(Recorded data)
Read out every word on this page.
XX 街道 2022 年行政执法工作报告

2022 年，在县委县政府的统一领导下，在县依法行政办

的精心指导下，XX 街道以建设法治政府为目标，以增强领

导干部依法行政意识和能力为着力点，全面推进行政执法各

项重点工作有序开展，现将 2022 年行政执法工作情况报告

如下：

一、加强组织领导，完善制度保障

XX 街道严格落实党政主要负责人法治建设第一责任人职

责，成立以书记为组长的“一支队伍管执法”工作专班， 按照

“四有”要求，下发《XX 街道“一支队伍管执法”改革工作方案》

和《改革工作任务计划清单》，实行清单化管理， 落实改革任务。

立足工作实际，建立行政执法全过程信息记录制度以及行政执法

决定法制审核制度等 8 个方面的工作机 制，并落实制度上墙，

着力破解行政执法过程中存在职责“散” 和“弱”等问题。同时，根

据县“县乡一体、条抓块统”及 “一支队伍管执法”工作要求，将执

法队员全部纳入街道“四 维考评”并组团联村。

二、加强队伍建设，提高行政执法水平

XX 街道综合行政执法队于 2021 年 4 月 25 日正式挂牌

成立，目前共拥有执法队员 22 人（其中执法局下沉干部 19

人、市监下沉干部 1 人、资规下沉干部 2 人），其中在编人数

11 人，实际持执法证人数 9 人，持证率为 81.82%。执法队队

• _Stated task_
Without omitting anything, output the entries exactly.

• _Worked answer_
Read out every word on this page.
XX 街道 2022 年行政执法工作报告

2022 年，在县委县政府的统一领导下，在县依法行政办

的精心指导下，XX 街道以建设法治政府为目标，以增强领

导干部依法行政意识和能力为着力点，全面推进行政执法各

项重点工作有序开展，现将 2022 年行政执法工作情况报告

如下：

一、加强组织领导，完善制度保障

XX 街道严格落实党政主要负责人法治建设第一责任人职

责，成立以书记为组长的“一支队伍管执法”工作专班， 按照

“四有”要求，下发《XX 街道“一支队伍管执法”改革工作方案》

和《改革工作任务计划清单》，实行清单化管理， 落实改革任务。

立足工作实际，建立行政执法全过程信息记录制度以及行政执法

决定法制审核制度等 8 个方面的工作机 制，并落实制度上墙，

着力破解行政执法过程中存在职责“散” 和“弱”等问题。同时，根

据县“县乡一体、条抓块统”及 “一支队伍管执法”工作要求，将执

法队员全部纳入街道“四 维考评”并组团联村。

二、加强队伍建设，提高行政执法水平

XX 街道综合行政执法队于 2021 年 4 月 25 日正式挂牌

成立，目前共拥有执法队员 22 人（其中执法局下沉干部 19

人、市监下沉干部 1 人、资规下沉干部 2 人），其中在编人数

11 人，实际持执法证人数 9 人，持证率为 81.82%。执法队队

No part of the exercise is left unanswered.